I have a Digital smoker, history is fairly typical: first year struggled with getting up to temperature and mantaining,etc. added heat sink in the form of a foil wrapped rock. Made some decent pork shoulders and ribs, usually a real crap shoot regarding time. Second year had a bad element issue, followed by a fried fusible link. Never figured out why unit overheated, but got that fixed. Found this forum and learned how to make BDS useable. Did second 500 watt heater element mod and bought auberins PID. Life was good for a couple years.
This weekend I decided to fire up a few things. Made some pork ribs on Friday, everything was good. Started a shoulder Saturday night about 8 pm. It weighed 6.1 lbs so I estimated 7-10 hours needed. I put it on the second from the bottom shelf. Unit was up to 265 and holding when butt went in and smoke went on. I did make the rookie maneuver of not warming up the meat properly before starting, so it went in at 40 degrees, which I realized when I inserted the probe, so I estimated another 2 hours of cooking time. By 10 pm meat was at 65 or so and I went to bed. 8 hours later, meat is in the stall at 168.  Two hours later it is still at about 170, so I put foil on top of the meat, cranked cabinet from 225 to 250, closed the vent most of the way, and left the house at 830 am. I had the pid set to switch to a 130 degree hold when the meat reached 203. When I returned 6 hours later, the cabinet was at 250 and the meat was holding at 199. Apparently it never got to 203 so the cabinet could kick down to the lower hold temp.  Shoulder turned out ok, obviously a bit dry and over cooked in places, but edible.

※

Carry the forum post about the digital smoker and the pork shoulder forward from its last sentence. The data after this point isn't needed here.

※

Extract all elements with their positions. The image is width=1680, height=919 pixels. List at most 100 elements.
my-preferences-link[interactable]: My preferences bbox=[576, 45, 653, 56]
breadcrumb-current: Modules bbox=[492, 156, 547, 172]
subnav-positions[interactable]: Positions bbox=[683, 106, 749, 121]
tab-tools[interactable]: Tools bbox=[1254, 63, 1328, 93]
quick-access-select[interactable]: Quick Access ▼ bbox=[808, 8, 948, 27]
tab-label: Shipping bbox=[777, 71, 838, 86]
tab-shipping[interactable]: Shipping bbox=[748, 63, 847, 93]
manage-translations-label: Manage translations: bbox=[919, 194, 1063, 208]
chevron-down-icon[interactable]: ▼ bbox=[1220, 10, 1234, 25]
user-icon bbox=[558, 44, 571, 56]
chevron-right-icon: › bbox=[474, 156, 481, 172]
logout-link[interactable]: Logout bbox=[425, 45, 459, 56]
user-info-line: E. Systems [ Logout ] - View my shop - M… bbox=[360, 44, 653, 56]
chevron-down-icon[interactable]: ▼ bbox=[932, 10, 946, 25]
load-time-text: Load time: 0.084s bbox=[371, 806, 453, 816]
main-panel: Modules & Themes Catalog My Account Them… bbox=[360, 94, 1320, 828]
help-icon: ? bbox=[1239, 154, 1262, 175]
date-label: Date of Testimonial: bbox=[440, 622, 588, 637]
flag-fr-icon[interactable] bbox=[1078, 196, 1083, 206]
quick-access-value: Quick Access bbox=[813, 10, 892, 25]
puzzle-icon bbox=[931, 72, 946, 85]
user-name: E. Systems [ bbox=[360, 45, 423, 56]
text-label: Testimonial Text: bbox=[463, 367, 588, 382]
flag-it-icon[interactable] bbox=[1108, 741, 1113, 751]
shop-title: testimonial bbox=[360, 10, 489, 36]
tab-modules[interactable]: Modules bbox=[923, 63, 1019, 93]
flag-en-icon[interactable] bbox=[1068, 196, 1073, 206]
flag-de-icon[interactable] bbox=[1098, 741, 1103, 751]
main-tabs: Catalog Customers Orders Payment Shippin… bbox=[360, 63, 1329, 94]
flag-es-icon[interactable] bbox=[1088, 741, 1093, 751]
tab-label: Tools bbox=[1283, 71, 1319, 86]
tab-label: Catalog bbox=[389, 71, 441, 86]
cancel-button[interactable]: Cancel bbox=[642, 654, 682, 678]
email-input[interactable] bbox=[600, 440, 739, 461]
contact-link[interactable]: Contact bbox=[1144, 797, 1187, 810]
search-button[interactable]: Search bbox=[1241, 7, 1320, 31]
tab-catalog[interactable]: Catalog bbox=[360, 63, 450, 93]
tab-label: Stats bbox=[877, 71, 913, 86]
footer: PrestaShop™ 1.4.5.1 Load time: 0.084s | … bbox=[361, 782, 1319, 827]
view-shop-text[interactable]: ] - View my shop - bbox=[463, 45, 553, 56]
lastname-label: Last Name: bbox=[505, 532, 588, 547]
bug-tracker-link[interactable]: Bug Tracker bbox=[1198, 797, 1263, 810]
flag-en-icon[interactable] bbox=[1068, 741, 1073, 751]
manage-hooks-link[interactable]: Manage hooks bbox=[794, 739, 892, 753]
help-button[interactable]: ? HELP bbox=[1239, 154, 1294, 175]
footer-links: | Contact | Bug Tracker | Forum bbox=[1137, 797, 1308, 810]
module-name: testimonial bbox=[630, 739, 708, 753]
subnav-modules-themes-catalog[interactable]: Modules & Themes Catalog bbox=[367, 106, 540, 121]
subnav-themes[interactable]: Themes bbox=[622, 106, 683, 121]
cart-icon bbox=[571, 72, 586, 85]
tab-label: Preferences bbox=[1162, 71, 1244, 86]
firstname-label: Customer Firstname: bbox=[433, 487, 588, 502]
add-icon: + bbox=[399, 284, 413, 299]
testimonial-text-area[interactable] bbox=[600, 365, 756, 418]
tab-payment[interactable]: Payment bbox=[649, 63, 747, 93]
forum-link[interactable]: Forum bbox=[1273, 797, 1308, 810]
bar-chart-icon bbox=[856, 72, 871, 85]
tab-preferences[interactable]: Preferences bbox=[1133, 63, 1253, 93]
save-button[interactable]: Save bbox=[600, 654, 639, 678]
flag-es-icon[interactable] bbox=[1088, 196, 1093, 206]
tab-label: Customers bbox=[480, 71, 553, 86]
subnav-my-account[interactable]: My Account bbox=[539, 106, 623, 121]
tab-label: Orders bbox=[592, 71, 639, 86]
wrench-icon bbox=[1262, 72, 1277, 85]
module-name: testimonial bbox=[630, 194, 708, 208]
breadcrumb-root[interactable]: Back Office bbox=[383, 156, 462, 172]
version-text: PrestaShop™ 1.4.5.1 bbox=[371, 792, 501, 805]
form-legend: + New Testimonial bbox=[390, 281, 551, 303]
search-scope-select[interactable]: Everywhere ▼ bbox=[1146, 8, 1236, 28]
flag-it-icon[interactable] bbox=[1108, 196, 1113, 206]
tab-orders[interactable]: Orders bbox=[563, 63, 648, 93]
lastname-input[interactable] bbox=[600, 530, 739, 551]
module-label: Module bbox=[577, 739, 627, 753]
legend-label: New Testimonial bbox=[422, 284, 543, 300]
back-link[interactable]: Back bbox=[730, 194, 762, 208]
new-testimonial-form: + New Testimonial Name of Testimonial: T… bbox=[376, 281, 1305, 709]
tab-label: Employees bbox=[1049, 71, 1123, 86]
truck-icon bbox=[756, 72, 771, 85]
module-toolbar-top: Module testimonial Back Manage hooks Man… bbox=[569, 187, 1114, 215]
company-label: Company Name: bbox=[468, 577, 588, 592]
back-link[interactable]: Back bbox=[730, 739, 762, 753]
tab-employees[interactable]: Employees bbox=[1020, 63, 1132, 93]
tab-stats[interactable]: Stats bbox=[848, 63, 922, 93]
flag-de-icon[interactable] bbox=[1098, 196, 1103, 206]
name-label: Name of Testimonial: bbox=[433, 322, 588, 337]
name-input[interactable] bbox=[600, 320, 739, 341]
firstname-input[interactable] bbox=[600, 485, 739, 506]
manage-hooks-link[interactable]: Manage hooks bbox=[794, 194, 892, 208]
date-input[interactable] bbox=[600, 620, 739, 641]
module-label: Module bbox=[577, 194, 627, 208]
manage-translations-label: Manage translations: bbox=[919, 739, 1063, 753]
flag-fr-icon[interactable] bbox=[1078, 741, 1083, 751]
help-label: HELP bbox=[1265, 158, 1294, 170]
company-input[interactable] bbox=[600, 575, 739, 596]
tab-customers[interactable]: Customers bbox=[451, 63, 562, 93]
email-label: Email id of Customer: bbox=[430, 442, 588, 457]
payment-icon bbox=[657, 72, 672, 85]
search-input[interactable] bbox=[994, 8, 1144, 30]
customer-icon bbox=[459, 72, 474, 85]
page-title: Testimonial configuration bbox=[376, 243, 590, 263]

※

* [EXERCISE RESPONSE]
My question is how in the heck could it have never gotten to temp in 20 plus hours? I had the cabinet temp probe suspended at the level of the meat and to the side. I was experimenting with several  aspects, first a higher finish temp as I usually remove at about 190-195. Second a smaller amount of meat as I usually am smoking at least a full shoulder vs the half that I did yesterday. Third the finish and hold step, which I never got to apparently, in order to allow for more flexibility while cooking.

It was not particularly cold or windy sat night or Sunday. Sat night low was fifty ish, and it hit 75 on Sunday.

What thoughts do you guys have on what went wrong?


gricardsimplycol

My guess the closed vent.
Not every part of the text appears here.